Figure dataset records:
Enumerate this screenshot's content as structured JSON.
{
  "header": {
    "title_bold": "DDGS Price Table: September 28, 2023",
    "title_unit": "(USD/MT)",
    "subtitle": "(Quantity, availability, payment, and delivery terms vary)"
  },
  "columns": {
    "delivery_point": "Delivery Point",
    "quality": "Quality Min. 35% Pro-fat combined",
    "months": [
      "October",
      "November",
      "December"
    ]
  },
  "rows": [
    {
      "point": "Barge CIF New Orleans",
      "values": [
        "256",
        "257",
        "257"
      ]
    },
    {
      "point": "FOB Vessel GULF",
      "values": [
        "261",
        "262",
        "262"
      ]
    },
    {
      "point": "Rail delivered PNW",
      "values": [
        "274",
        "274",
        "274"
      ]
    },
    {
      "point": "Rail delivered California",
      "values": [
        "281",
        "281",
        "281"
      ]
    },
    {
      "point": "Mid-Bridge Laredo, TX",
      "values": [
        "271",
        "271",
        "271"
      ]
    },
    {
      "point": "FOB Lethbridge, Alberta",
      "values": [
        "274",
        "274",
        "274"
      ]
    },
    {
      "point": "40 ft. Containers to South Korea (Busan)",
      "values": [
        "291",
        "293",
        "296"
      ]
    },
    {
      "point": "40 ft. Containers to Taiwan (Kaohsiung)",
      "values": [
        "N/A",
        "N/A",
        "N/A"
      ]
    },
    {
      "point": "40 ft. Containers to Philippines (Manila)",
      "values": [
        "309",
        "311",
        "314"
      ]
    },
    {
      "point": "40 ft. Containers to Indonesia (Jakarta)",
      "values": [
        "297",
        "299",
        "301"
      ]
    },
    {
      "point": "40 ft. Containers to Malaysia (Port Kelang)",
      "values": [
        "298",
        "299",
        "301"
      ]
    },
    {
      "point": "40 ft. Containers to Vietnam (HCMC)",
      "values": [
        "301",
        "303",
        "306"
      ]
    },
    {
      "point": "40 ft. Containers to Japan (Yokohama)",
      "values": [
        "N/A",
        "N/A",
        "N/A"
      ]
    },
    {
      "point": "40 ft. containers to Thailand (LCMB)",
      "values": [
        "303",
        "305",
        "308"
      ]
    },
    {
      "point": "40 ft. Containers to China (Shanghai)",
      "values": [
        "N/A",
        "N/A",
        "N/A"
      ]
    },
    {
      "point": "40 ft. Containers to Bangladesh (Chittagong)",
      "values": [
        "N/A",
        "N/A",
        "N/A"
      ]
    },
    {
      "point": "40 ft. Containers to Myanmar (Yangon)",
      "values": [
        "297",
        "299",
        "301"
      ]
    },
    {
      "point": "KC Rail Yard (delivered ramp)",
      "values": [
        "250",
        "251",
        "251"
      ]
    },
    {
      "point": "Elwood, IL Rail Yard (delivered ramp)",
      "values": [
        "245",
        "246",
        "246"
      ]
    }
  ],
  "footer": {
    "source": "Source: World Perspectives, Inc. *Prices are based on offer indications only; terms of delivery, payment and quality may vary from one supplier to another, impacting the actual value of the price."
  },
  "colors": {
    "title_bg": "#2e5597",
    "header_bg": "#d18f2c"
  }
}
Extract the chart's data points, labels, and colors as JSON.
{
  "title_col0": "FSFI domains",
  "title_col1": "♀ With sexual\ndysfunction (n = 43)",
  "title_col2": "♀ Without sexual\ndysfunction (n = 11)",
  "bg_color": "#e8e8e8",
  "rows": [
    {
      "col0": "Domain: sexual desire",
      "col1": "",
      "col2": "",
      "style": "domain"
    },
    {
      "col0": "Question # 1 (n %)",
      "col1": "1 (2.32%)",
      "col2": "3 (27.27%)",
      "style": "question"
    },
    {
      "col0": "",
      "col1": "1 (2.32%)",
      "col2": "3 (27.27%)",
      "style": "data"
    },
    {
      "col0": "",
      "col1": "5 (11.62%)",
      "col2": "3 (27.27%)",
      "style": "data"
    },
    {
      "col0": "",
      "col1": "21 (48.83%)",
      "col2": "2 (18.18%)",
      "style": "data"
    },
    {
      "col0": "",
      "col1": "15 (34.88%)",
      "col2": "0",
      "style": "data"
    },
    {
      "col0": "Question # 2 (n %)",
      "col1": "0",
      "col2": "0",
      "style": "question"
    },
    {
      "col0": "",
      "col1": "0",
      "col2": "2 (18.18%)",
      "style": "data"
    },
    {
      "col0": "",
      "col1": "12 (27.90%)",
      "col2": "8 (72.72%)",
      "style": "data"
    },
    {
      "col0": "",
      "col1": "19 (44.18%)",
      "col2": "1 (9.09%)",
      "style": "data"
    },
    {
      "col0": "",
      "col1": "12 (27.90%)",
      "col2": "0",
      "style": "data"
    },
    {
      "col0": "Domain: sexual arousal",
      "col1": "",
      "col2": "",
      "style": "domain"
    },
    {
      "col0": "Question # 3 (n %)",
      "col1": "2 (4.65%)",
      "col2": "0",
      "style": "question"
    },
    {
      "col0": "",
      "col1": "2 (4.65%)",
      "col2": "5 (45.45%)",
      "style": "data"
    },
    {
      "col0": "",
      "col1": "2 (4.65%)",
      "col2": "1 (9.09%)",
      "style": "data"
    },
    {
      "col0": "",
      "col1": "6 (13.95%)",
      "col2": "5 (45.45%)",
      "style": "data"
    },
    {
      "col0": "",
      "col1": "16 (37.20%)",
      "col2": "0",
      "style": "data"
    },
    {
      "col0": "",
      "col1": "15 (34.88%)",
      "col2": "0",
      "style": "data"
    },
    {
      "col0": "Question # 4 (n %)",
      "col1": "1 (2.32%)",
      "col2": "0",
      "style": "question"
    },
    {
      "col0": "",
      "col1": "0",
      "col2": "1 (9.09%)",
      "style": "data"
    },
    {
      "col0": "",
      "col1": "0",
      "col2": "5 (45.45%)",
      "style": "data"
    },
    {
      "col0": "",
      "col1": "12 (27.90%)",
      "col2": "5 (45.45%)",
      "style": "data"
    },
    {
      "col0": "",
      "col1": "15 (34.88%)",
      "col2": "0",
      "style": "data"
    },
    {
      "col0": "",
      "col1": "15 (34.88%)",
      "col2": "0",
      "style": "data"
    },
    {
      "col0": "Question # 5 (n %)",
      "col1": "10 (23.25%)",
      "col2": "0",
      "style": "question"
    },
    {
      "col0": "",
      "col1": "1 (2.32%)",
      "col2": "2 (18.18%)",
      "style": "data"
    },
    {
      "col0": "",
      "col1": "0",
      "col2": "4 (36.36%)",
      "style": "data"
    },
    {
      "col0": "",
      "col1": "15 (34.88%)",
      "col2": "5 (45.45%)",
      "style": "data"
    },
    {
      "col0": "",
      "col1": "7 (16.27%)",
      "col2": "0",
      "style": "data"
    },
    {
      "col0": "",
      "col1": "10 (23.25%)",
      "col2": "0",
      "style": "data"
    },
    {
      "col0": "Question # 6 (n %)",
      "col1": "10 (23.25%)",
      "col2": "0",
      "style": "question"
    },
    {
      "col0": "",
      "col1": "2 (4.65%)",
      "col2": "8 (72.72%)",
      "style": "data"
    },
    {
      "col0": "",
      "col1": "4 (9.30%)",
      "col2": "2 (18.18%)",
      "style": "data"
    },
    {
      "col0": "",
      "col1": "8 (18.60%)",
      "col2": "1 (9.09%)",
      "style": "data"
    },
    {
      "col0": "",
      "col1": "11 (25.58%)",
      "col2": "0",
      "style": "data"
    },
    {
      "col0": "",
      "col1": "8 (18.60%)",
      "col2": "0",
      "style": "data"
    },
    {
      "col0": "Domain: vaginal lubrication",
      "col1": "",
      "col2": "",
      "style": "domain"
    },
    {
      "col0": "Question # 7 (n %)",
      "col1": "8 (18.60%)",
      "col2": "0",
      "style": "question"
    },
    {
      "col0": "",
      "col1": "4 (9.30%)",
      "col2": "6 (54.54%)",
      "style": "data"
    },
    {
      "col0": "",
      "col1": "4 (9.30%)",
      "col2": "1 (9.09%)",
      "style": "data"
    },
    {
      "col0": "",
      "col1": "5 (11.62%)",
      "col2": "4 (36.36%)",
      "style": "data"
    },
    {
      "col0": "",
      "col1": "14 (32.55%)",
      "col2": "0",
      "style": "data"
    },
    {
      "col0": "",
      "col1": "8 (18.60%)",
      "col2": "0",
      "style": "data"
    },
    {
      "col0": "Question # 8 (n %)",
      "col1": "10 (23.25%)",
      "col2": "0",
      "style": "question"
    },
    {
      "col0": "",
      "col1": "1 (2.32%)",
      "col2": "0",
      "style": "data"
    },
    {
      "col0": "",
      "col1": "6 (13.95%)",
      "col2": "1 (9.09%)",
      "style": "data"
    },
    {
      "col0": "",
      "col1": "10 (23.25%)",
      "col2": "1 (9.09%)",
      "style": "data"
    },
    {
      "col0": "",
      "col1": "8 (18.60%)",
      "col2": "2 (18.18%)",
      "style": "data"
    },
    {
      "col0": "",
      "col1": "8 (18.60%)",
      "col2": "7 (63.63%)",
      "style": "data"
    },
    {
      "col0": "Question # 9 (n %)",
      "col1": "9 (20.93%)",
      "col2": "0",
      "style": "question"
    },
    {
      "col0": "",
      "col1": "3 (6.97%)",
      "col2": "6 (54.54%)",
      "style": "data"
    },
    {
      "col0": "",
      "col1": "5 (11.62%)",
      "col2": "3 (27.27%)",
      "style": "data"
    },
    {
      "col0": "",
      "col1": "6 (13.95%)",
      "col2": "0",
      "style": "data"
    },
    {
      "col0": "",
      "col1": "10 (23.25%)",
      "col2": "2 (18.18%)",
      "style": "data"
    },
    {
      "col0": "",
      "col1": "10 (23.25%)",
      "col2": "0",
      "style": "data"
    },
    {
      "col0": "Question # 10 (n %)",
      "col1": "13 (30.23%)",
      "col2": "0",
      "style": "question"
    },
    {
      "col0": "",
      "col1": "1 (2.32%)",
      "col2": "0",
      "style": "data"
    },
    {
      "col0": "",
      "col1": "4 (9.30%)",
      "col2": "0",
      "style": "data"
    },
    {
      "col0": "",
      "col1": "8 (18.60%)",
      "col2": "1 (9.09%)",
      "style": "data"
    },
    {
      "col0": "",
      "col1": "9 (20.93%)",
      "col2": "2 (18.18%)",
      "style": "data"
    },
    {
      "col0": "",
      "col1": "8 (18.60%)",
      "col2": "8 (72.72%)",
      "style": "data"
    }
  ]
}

**What to do**
In the lines above, locate the string "sexual". Copy every line where it occurs.

**Solved problem**
  "title_col1": "♀ With sexual\ndysfunction (n = 43)",
  "title_col2": "♀ Without sexual\ndysfunction (n = 11)",
      "col0": "Domain: sexual desire",
      "col0": "Domain: sexual arousal",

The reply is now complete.